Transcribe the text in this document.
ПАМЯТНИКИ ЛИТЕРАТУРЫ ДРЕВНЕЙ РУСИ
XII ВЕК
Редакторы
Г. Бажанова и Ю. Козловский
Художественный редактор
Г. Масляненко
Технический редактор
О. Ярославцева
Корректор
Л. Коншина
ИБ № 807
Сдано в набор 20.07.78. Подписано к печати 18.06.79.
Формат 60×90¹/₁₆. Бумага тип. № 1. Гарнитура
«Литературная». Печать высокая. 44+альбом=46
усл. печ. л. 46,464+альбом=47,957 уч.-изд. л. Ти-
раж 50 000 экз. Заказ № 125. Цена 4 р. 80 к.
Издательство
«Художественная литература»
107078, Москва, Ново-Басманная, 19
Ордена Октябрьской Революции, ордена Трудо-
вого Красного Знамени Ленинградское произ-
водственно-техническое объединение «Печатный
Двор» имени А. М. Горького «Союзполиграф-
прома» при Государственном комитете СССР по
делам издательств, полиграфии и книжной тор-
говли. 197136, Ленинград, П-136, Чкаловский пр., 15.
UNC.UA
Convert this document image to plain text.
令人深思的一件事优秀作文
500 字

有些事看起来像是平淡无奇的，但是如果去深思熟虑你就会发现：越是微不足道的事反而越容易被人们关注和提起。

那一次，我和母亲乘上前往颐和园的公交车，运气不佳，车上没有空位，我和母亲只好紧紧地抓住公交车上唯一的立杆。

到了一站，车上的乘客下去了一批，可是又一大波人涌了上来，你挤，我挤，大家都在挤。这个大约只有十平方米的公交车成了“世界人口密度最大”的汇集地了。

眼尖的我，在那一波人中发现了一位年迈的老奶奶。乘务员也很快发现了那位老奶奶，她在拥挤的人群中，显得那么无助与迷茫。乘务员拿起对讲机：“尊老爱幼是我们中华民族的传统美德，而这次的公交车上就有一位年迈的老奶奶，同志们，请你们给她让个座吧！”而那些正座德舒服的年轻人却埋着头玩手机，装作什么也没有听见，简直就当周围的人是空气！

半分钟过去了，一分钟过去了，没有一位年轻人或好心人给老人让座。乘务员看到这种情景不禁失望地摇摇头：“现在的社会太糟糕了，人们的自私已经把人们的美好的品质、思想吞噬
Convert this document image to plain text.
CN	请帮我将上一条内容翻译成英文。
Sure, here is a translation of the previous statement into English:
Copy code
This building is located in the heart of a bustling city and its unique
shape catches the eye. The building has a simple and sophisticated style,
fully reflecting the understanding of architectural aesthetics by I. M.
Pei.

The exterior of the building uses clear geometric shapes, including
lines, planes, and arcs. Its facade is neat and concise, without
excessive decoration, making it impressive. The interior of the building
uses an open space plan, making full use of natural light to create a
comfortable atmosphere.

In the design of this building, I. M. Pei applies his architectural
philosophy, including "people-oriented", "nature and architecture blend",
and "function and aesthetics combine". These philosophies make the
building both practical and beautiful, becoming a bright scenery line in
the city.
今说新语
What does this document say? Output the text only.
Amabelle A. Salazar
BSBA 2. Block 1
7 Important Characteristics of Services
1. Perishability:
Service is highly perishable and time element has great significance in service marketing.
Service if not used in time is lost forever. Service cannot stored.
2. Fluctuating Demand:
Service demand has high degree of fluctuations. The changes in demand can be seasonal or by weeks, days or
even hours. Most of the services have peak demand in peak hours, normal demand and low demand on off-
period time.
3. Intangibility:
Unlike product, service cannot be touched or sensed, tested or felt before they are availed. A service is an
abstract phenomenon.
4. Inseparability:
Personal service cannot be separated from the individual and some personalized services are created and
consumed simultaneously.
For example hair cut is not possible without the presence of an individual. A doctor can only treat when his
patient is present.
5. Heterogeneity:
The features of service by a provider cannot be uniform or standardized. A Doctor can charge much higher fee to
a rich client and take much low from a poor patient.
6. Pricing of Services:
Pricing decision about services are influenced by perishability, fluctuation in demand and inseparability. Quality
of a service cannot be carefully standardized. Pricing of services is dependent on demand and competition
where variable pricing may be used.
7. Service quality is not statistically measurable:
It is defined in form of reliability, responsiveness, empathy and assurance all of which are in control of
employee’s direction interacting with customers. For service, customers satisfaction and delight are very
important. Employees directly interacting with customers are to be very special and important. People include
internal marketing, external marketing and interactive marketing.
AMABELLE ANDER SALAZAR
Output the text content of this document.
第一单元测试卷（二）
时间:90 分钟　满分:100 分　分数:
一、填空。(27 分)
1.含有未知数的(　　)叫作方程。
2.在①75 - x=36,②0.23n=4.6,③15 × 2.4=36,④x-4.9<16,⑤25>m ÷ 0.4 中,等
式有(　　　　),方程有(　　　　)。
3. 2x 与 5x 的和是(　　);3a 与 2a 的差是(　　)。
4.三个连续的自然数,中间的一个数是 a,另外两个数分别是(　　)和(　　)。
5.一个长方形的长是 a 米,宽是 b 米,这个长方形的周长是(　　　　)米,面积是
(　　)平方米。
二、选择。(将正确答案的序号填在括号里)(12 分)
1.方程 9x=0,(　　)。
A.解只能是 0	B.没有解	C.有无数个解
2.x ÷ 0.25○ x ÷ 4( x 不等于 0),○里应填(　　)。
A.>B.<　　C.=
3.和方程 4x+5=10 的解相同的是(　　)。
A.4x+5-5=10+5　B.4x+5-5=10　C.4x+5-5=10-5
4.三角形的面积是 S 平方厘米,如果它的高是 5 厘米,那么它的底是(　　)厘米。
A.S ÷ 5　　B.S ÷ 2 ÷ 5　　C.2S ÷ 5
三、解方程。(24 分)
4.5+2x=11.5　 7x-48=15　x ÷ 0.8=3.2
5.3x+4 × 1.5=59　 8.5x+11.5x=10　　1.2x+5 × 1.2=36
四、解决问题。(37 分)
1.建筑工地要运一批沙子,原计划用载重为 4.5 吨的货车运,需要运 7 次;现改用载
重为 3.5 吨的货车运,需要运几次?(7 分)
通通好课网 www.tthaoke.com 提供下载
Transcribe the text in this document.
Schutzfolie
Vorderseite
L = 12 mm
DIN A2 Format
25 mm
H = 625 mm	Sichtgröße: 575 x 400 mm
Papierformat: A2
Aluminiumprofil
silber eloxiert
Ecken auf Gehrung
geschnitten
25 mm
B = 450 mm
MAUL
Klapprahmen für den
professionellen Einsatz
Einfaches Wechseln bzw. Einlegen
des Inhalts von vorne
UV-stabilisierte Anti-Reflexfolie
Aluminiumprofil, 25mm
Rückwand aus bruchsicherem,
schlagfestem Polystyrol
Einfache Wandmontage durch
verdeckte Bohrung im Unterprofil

• Directions for this task: In the material above, how many lines hold the word "customers"? Say only the number.

• Answer in full: 2